§ Work required
Where a line of the listing below includes the word "color", reproduce that line.

§ Stored rows
>> Begin

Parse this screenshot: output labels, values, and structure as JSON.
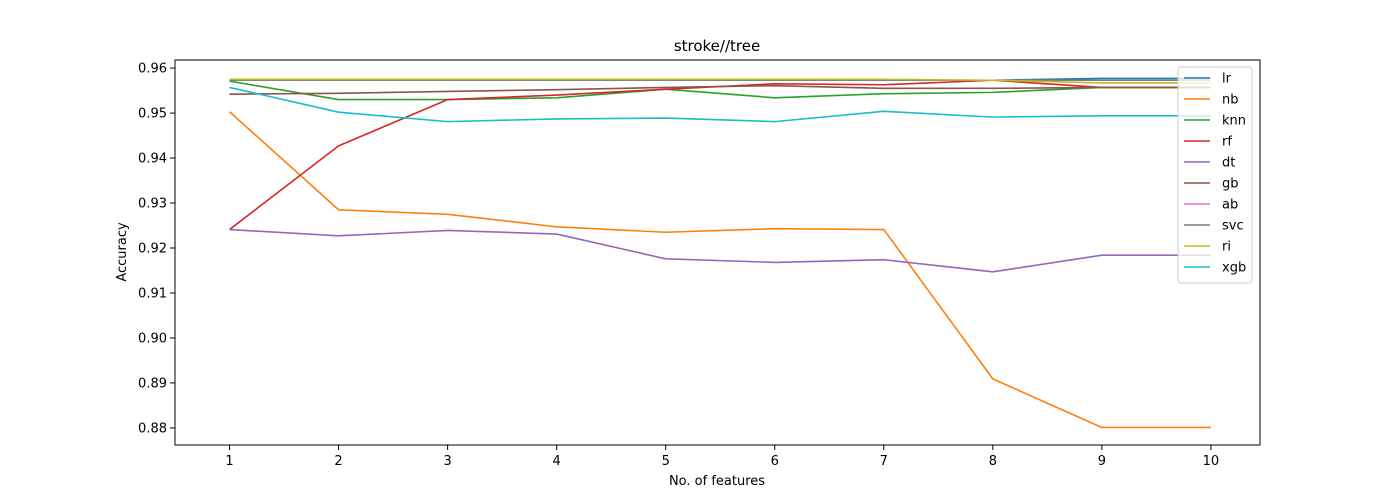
{
  "chart_data": {
    "type": "line",
    "title": "stroke//tree",
    "xlabel": "No. of features",
    "ylabel": "Accuracy",
    "x": [
      1,
      2,
      3,
      4,
      5,
      6,
      7,
      8,
      9,
      10
    ],
    "xlim": [
      0.5,
      10.45
    ],
    "ylim": [
      0.8762,
      0.9618
    ],
    "yticks": [
      0.88,
      0.89,
      0.9,
      0.91,
      0.92,
      0.93,
      0.94,
      0.95,
      0.96
    ],
    "ytick_labels": [
      "0.88",
      "0.89",
      "0.90",
      "0.91",
      "0.92",
      "0.93",
      "0.94",
      "0.95",
      "0.96"
    ],
    "xtick_labels": [
      "1",
      "2",
      "3",
      "4",
      "5",
      "6",
      "7",
      "8",
      "9",
      "10"
    ],
    "grid": false,
    "legend_position": "top-right",
    "series": [
      {
        "name": "lr",
        "color": "#1f77b4",
        "values": [
          0.9573,
          0.9573,
          0.9573,
          0.9573,
          0.9573,
          0.9573,
          0.9573,
          0.9573,
          0.9577,
          0.9577
        ]
      },
      {
        "name": "nb",
        "color": "#ff7f0e",
        "values": [
          0.9503,
          0.9285,
          0.9275,
          0.9247,
          0.9235,
          0.9243,
          0.9241,
          0.8909,
          0.8801,
          0.8801
        ]
      },
      {
        "name": "knn",
        "color": "#2ca02c",
        "values": [
          0.9571,
          0.953,
          0.953,
          0.9534,
          0.9553,
          0.9534,
          0.9543,
          0.9546,
          0.9557,
          0.9557
        ]
      },
      {
        "name": "rf",
        "color": "#d62728",
        "values": [
          0.9241,
          0.9427,
          0.953,
          0.954,
          0.9553,
          0.9565,
          0.9563,
          0.9573,
          0.9557,
          0.9557
        ]
      },
      {
        "name": "dt",
        "color": "#9467bd",
        "values": [
          0.9241,
          0.9227,
          0.9239,
          0.9231,
          0.9176,
          0.9168,
          0.9174,
          0.9147,
          0.9184,
          0.9184
        ]
      },
      {
        "name": "gb",
        "color": "#8c564b",
        "values": [
          0.9542,
          0.9544,
          0.9548,
          0.9552,
          0.9557,
          0.9561,
          0.9555,
          0.9555,
          0.9557,
          0.9557
        ]
      },
      {
        "name": "ab",
        "color": "#e377c2",
        "values": [
          0.9573,
          0.9573,
          0.9573,
          0.9573,
          0.9573,
          0.9573,
          0.9573,
          0.9573,
          0.9573,
          0.9573
        ]
      },
      {
        "name": "svc",
        "color": "#7f7f7f",
        "values": [
          0.9573,
          0.9573,
          0.9573,
          0.9573,
          0.9573,
          0.9573,
          0.9573,
          0.9573,
          0.9573,
          0.9573
        ]
      },
      {
        "name": "ri",
        "color": "#bcbd22",
        "values": [
          0.9575,
          0.9575,
          0.9575,
          0.9575,
          0.9575,
          0.9575,
          0.9575,
          0.9573,
          0.9567,
          0.9567
        ]
      },
      {
        "name": "xgb",
        "color": "#17becf",
        "values": [
          0.9557,
          0.9502,
          0.9481,
          0.9487,
          0.9489,
          0.9481,
          0.9504,
          0.9491,
          0.9494,
          0.9494
        ]
      }
    ]
  }
}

>> End

§ Complete answer
        "color": "#1f77b4",
        "color": "#ff7f0e",
        "color": "#2ca02c",
        "color": "#d62728",
        "color": "#9467bd",
        "color": "#8c564b",
        "color": "#e377c2",
        "color": "#7f7f7f",
        "color": "#bcbd22",
        "color": "#17becf",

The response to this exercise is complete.